▶ _PROBLEM TO WORK ON_: Take the listing and print it in full, exactly as given.

▶ _DATA SECTION_:
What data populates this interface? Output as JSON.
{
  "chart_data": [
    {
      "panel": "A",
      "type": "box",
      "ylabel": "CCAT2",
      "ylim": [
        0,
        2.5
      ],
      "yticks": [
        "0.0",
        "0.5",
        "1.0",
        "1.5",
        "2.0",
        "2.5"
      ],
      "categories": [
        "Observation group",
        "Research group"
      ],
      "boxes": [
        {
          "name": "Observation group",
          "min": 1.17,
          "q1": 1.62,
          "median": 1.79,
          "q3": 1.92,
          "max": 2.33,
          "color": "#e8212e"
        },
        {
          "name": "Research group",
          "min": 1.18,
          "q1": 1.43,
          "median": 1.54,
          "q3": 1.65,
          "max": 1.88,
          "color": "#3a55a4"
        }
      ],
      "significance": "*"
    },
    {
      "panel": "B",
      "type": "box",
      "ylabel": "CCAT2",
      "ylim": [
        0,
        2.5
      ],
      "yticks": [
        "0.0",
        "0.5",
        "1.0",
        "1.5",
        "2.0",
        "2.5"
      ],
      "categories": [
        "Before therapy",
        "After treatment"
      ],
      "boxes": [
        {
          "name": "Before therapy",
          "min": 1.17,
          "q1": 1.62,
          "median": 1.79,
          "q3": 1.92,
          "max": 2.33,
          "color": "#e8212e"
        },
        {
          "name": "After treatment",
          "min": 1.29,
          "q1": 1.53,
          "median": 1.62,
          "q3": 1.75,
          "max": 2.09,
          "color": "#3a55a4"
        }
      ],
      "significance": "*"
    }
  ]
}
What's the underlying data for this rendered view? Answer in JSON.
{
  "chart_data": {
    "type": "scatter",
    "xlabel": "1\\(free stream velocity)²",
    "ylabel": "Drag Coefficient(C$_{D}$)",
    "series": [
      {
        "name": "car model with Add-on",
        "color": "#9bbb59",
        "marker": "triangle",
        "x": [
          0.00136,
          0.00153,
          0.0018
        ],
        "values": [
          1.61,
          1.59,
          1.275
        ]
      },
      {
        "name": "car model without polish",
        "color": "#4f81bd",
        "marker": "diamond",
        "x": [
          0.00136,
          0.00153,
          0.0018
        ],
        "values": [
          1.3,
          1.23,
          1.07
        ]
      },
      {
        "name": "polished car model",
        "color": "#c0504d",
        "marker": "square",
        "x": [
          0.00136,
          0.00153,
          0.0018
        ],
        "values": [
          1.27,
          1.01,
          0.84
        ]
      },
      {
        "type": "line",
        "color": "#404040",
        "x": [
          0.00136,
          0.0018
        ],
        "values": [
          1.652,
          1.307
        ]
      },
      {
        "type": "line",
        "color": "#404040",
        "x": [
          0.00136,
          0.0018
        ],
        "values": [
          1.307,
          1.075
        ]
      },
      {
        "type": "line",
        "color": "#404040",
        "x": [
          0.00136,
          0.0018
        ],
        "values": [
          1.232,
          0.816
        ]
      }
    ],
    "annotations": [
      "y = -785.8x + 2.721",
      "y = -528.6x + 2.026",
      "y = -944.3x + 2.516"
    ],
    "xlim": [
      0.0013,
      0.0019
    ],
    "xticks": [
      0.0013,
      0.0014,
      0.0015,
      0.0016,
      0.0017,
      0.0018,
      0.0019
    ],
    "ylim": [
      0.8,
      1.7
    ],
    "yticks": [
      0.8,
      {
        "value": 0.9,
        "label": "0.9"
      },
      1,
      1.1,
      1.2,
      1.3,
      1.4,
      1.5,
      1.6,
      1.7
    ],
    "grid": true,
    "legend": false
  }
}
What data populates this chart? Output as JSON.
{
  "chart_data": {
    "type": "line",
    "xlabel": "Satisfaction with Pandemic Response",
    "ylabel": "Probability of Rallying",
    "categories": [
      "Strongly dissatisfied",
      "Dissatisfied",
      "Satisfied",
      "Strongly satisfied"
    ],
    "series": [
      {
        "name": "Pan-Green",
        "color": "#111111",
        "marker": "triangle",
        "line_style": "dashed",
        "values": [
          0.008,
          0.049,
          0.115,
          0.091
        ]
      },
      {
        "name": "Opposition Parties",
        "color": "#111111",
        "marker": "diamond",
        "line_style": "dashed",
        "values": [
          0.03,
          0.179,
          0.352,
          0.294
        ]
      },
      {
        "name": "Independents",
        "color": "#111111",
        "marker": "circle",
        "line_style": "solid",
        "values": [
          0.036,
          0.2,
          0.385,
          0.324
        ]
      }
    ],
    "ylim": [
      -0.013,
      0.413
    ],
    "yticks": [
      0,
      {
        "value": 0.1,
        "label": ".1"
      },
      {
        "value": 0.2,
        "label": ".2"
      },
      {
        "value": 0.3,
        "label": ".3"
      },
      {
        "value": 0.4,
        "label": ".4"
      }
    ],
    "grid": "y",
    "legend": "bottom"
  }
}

▶ _RESULT FOR THIS EXERCISE_:
What data populates this interface? Output as JSON.
{
  "chart_data": [
    {
      "panel": "A",
      "type": "box",
      "ylabel": "CCAT2",
      "ylim": [
        0,
        2.5
      ],
      "yticks": [
        "0.0",
        "0.5",
        "1.0",
        "1.5",
        "2.0",
        "2.5"
      ],
      "categories": [
        "Observation group",
        "Research group"
      ],
      "boxes": [
        {
          "name": "Observation group",
          "min": 1.17,
          "q1": 1.62,
          "median": 1.79,
          "q3": 1.92,
          "max": 2.33,
          "color": "#e8212e"
        },
        {
          "name": "Research group",
          "min": 1.18,
          "q1": 1.43,
          "median": 1.54,
          "q3": 1.65,
          "max": 1.88,
          "color": "#3a55a4"
        }
      ],
      "significance": "*"
    },
    {
      "panel": "B",
      "type": "box",
      "ylabel": "CCAT2",
      "ylim": [
        0,
        2.5
      ],
      "yticks": [
        "0.0",
        "0.5",
        "1.0",
        "1.5",
        "2.0",
        "2.5"
      ],
      "categories": [
        "Before therapy",
        "After treatment"
      ],
      "boxes": [
        {
          "name": "Before therapy",
          "min": 1.17,
          "q1": 1.62,
          "median": 1.79,
          "q3": 1.92,
          "max": 2.33,
          "color": "#e8212e"
        },
        {
          "name": "After treatment",
          "min": 1.29,
          "q1": 1.53,
          "median": 1.62,
          "q3": 1.75,
          "max": 2.09,
          "color": "#3a55a4"
        }
      ],
      "significance": "*"
    }
  ]
}
What's the underlying data for this rendered view? Answer in JSON.
{
  "chart_data": {
    "type": "scatter",
    "xlabel": "1\\(free stream velocity)²",
    "ylabel": "Drag Coefficient(C$_{D}$)",
    "series": [
      {
        "name": "car model with Add-on",
        "color": "#9bbb59",
        "marker": "triangle",
        "x": [
          0.00136,
          0.00153,
          0.0018
        ],
        "values": [
          1.61,
          1.59,
          1.275
        ]
      },
      {
        "name": "car model without polish",
        "color": "#4f81bd",
        "marker": "diamond",
        "x": [
          0.00136,
          0.00153,
          0.0018
        ],
        "values": [
          1.3,
          1.23,
          1.07
        ]
      },
      {
        "name": "polished car model",
        "color": "#c0504d",
        "marker": "square",
        "x": [
          0.00136,
          0.00153,
          0.0018
        ],
        "values": [
          1.27,
          1.01,
          0.84
        ]
      },
      {
        "type": "line",
        "color": "#404040",
        "x": [
          0.00136,
          0.0018
        ],
        "values": [
          1.652,
          1.307
        ]
      },
      {
        "type": "line",
        "color": "#404040",
        "x": [
          0.00136,
          0.0018
        ],
        "values": [
          1.307,
          1.075
        ]
      },
      {
        "type": "line",
        "color": "#404040",
        "x": [
          0.00136,
          0.0018
        ],
        "values": [
          1.232,
          0.816
        ]
      }
    ],
    "annotations": [
      "y = -785.8x + 2.721",
      "y = -528.6x + 2.026",
      "y = -944.3x + 2.516"
    ],
    "xlim": [
      0.0013,
      0.0019
    ],
    "xticks": [
      0.0013,
      0.0014,
      0.0015,
      0.0016,
      0.0017,
      0.0018,
      0.0019
    ],
    "ylim": [
      0.8,
      1.7
    ],
    "yticks": [
      0.8,
      {
        "value": 0.9,
        "label": "0.9"
      },
      1,
      1.1,
      1.2,
      1.3,
      1.4,
      1.5,
      1.6,
      1.7
    ],
    "grid": true,
    "legend": false
  }
}
What data populates this chart? Output as JSON.
{
  "chart_data": {
    "type": "line",
    "xlabel": "Satisfaction with Pandemic Response",
    "ylabel": "Probability of Rallying",
    "categories": [
      "Strongly dissatisfied",
      "Dissatisfied",
      "Satisfied",
      "Strongly satisfied"
    ],
    "series": [
      {
        "name": "Pan-Green",
        "color": "#111111",
        "marker": "triangle",
        "line_style": "dashed",
        "values": [
          0.008,
          0.049,
          0.115,
          0.091
        ]
      },
      {
        "name": "Opposition Parties",
        "color": "#111111",
        "marker": "diamond",
        "line_style": "dashed",
        "values": [
          0.03,
          0.179,
          0.352,
          0.294
        ]
      },
      {
        "name": "Independents",
        "color": "#111111",
        "marker": "circle",
        "line_style": "solid",
        "values": [
          0.036,
          0.2,
          0.385,
          0.324
        ]
      }
    ],
    "ylim": [
      -0.013,
      0.413
    ],
    "yticks": [
      0,
      {
        "value": 0.1,
        "label": ".1"
      },
      {
        "value": 0.2,
        "label": ".2"
      },
      {
        "value": 0.3,
        "label": ".3"
      },
      {
        "value": 0.4,
        "label": ".4"
      }
    ],
    "grid": "y",
    "legend": "bottom"
  }
}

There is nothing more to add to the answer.